PROBLEM REQUIREMENTS: Every line of the material below must be repeated exactly.

THE RECORDS:

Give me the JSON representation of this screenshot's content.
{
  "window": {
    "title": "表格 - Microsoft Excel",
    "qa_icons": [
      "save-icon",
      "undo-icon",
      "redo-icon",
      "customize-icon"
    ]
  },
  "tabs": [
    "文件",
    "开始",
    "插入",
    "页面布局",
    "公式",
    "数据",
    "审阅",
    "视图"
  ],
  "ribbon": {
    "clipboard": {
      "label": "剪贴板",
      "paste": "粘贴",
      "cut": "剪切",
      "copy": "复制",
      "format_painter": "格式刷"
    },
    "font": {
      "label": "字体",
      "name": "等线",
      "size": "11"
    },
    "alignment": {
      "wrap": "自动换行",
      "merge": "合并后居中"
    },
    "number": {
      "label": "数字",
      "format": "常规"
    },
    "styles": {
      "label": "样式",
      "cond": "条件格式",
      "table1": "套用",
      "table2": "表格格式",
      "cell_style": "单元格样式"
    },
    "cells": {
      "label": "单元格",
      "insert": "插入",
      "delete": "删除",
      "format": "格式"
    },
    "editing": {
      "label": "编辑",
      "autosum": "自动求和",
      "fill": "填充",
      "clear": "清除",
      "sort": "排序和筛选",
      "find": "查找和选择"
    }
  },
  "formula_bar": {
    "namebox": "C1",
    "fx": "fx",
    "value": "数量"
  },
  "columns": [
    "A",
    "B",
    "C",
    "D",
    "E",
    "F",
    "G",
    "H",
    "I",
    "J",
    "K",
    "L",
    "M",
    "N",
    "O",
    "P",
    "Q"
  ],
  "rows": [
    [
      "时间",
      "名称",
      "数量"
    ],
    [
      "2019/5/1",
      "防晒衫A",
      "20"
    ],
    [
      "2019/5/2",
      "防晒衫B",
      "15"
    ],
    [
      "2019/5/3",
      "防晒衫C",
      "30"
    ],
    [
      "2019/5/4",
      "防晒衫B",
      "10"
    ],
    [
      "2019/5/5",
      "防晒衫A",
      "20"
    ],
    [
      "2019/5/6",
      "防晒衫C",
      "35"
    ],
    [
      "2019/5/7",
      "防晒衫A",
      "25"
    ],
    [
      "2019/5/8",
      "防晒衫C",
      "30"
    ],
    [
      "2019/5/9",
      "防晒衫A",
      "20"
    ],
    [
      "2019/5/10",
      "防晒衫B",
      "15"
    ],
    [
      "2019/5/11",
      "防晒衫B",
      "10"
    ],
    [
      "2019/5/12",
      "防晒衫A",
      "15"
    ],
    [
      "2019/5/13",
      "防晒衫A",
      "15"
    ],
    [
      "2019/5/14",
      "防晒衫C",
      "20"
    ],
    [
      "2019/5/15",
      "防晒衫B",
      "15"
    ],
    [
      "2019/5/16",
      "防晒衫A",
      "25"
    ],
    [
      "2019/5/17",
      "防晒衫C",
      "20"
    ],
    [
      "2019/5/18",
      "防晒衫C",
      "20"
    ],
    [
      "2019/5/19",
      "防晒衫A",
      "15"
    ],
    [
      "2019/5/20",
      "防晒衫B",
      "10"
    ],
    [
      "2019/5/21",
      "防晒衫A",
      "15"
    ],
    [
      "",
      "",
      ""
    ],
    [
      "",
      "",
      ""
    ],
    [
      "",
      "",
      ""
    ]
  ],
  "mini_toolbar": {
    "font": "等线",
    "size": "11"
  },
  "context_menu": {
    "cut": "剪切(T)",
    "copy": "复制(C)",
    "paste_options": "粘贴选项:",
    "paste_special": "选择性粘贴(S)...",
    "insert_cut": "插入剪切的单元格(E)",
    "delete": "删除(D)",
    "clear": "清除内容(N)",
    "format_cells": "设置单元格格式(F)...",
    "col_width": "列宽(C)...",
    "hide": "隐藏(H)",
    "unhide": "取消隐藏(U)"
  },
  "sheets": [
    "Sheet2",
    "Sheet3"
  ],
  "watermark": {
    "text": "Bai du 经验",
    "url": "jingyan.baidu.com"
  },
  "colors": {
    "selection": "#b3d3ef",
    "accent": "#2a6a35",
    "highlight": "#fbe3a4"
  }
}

ANSWER TO THIS PROBLEM:
Give me the JSON representation of this screenshot's content.
{
  "window": {
    "title": "表格 - Microsoft Excel",
    "qa_icons": [
      "save-icon",
      "undo-icon",
      "redo-icon",
      "customize-icon"
    ]
  },
  "tabs": [
    "文件",
    "开始",
    "插入",
    "页面布局",
    "公式",
    "数据",
    "审阅",
    "视图"
  ],
  "ribbon": {
    "clipboard": {
      "label": "剪贴板",
      "paste": "粘贴",
      "cut": "剪切",
      "copy": "复制",
      "format_painter": "格式刷"
    },
    "font": {
      "label": "字体",
      "name": "等线",
      "size": "11"
    },
    "alignment": {
      "wrap": "自动换行",
      "merge": "合并后居中"
    },
    "number": {
      "label": "数字",
      "format": "常规"
    },
    "styles": {
      "label": "样式",
      "cond": "条件格式",
      "table1": "套用",
      "table2": "表格格式",
      "cell_style": "单元格样式"
    },
    "cells": {
      "label": "单元格",
      "insert": "插入",
      "delete": "删除",
      "format": "格式"
    },
    "editing": {
      "label": "编辑",
      "autosum": "自动求和",
      "fill": "填充",
      "clear": "清除",
      "sort": "排序和筛选",
      "find": "查找和选择"
    }
  },
  "formula_bar": {
    "namebox": "C1",
    "fx": "fx",
    "value": "数量"
  },
  "columns": [
    "A",
    "B",
    "C",
    "D",
    "E",
    "F",
    "G",
    "H",
    "I",
    "J",
    "K",
    "L",
    "M",
    "N",
    "O",
    "P",
    "Q"
  ],
  "rows": [
    [
      "时间",
      "名称",
      "数量"
    ],
    [
      "2019/5/1",
      "防晒衫A",
      "20"
    ],
    [
      "2019/5/2",
      "防晒衫B",
      "15"
    ],
    [
      "2019/5/3",
      "防晒衫C",
      "30"
    ],
    [
      "2019/5/4",
      "防晒衫B",
      "10"
    ],
    [
      "2019/5/5",
      "防晒衫A",
      "20"
    ],
    [
      "2019/5/6",
      "防晒衫C",
      "35"
    ],
    [
      "2019/5/7",
      "防晒衫A",
      "25"
    ],
    [
      "2019/5/8",
      "防晒衫C",
      "30"
    ],
    [
      "2019/5/9",
      "防晒衫A",
      "20"
    ],
    [
      "2019/5/10",
      "防晒衫B",
      "15"
    ],
    [
      "2019/5/11",
      "防晒衫B",
      "10"
    ],
    [
      "2019/5/12",
      "防晒衫A",
      "15"
    ],
    [
      "2019/5/13",
      "防晒衫A",
      "15"
    ],
    [
      "2019/5/14",
      "防晒衫C",
      "20"
    ],
    [
      "2019/5/15",
      "防晒衫B",
      "15"
    ],
    [
      "2019/5/16",
      "防晒衫A",
      "25"
    ],
    [
      "2019/5/17",
      "防晒衫C",
      "20"
    ],
    [
      "2019/5/18",
      "防晒衫C",
      "20"
    ],
    [
      "2019/5/19",
      "防晒衫A",
      "15"
    ],
    [
      "2019/5/20",
      "防晒衫B",
      "10"
    ],
    [
      "2019/5/21",
      "防晒衫A",
      "15"
    ],
    [
      "",
      "",
      ""
    ],
    [
      "",
      "",
      ""
    ],
    [
      "",
      "",
      ""
    ]
  ],
  "mini_toolbar": {
    "font": "等线",
    "size": "11"
  },
  "context_menu": {
    "cut": "剪切(T)",
    "copy": "复制(C)",
    "paste_options": "粘贴选项:",
    "paste_special": "选择性粘贴(S)...",
    "insert_cut": "插入剪切的单元格(E)",
    "delete": "删除(D)",
    "clear": "清除内容(N)",
    "format_cells": "设置单元格格式(F)...",
    "col_width": "列宽(C)...",
    "hide": "隐藏(H)",
    "unhide": "取消隐藏(U)"
  },
  "sheets": [
    "Sheet2",
    "Sheet3"
  ],
  "watermark": {
    "text": "Bai du 经验",
    "url": "jingyan.baidu.com"
  },
  "colors": {
    "selection": "#b3d3ef",
    "accent": "#2a6a35",
    "highlight": "#fbe3a4"
  }
}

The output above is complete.